> **What is expected**
Your task is to copy every line of the records below that contains "pattern".

** BEGIN Record excerpts **

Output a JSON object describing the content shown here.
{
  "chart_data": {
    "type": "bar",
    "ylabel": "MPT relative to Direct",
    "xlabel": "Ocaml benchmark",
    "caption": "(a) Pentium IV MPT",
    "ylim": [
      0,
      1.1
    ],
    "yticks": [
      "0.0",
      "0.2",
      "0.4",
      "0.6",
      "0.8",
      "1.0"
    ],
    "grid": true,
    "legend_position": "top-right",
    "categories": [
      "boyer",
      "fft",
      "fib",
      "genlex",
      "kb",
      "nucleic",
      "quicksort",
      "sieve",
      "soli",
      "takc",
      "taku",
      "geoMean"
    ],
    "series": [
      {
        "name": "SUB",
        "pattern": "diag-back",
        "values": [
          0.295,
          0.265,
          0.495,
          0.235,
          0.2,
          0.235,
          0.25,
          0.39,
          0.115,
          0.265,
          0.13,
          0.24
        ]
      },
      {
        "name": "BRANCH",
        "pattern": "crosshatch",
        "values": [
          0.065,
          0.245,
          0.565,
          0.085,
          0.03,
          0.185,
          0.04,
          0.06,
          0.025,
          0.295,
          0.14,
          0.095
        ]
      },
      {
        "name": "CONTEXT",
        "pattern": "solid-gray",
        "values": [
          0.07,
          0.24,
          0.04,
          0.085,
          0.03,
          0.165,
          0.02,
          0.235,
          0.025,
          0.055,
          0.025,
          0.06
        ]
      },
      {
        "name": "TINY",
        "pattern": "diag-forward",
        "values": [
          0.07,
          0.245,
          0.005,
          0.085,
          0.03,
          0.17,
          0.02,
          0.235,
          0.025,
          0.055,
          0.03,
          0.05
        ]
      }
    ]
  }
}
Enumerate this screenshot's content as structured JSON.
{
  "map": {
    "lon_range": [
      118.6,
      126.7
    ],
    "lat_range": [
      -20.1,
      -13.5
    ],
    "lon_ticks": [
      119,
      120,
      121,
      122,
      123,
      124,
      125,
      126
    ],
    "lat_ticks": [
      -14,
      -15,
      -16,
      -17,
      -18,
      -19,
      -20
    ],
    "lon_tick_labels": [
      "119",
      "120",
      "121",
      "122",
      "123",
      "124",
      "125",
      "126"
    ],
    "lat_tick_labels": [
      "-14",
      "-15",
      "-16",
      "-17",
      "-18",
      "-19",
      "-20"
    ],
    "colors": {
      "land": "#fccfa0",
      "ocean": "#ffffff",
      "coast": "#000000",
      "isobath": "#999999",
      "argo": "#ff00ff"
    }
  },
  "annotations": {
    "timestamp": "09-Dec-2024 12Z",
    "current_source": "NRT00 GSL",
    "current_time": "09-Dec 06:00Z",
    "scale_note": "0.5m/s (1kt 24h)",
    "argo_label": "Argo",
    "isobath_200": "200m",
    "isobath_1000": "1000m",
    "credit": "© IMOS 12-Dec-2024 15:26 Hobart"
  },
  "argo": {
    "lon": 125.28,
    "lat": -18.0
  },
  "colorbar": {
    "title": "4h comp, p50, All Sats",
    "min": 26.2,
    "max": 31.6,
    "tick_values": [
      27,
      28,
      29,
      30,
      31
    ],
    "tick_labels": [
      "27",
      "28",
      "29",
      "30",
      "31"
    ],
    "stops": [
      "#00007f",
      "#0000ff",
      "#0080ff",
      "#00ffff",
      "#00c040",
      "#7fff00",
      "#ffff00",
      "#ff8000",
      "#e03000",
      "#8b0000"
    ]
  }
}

** END Record excerpts **

> **Full output**
        "pattern": "diag-back",
        "pattern": "crosshatch",
        "pattern": "solid-gray",
        "pattern": "diag-forward",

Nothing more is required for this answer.